** Begin Provided data **

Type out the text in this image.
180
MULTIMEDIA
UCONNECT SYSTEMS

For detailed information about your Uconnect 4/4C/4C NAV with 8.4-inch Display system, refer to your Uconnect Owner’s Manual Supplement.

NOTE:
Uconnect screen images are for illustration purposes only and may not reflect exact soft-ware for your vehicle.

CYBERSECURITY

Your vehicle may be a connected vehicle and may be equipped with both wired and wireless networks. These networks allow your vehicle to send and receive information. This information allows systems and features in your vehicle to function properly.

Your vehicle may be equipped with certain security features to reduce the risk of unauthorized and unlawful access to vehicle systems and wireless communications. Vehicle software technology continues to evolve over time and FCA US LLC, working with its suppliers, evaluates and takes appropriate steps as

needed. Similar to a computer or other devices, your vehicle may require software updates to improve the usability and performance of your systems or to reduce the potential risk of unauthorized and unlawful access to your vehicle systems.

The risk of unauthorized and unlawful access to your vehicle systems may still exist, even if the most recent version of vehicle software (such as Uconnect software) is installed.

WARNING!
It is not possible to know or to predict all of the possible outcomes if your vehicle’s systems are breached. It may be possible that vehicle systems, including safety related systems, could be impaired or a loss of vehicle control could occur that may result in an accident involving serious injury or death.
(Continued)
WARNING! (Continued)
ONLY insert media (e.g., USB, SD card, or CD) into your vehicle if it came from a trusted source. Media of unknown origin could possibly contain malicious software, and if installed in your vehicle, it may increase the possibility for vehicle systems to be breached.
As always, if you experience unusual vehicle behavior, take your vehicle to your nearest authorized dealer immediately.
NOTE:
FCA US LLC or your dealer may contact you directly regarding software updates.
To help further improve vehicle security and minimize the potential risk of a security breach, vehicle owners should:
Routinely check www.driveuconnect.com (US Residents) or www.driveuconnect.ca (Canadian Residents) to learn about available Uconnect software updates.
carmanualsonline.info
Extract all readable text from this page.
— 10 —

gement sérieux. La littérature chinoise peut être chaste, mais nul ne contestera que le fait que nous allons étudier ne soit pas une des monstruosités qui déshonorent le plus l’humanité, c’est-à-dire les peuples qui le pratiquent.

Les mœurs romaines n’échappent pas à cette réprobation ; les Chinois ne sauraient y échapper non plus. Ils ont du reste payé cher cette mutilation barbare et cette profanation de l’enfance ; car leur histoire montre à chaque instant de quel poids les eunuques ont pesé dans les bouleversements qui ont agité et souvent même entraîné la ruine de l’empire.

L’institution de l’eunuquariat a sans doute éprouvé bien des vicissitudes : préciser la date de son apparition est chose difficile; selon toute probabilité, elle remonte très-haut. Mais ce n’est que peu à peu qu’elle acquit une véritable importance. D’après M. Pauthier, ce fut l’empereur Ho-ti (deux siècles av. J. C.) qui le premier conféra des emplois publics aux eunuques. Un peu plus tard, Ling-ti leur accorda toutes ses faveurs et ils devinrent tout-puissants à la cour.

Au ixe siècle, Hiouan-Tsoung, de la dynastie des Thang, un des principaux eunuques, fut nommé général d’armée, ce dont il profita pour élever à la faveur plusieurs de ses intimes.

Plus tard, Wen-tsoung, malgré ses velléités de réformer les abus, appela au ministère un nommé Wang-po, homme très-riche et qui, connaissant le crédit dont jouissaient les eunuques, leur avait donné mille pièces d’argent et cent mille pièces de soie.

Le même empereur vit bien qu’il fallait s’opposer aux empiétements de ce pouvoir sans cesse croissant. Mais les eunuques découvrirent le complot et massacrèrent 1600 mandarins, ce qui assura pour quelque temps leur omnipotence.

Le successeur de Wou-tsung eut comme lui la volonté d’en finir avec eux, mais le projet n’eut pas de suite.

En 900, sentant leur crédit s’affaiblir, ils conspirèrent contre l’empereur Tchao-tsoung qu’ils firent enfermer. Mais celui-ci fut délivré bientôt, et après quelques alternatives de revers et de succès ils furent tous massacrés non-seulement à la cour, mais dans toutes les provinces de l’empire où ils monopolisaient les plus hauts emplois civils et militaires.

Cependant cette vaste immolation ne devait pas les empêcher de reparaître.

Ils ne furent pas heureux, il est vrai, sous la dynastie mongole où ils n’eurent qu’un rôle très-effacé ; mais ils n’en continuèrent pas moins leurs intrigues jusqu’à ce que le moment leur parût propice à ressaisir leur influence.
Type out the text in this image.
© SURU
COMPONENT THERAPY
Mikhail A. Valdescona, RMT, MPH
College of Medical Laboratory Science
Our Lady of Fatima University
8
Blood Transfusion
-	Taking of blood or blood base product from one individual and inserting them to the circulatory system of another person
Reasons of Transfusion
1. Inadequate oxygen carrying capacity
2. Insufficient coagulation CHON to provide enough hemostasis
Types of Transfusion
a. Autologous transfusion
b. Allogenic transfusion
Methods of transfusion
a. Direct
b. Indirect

** End Provided data **

- What is needed: Find the lines above that contain the word "dealer" and collect them.

- Full output:
As always, if you experience unusual vehicle behavior, take your vehicle to your nearest authorized dealer immediately.
FCA US LLC or your dealer may contact you directly regarding software updates.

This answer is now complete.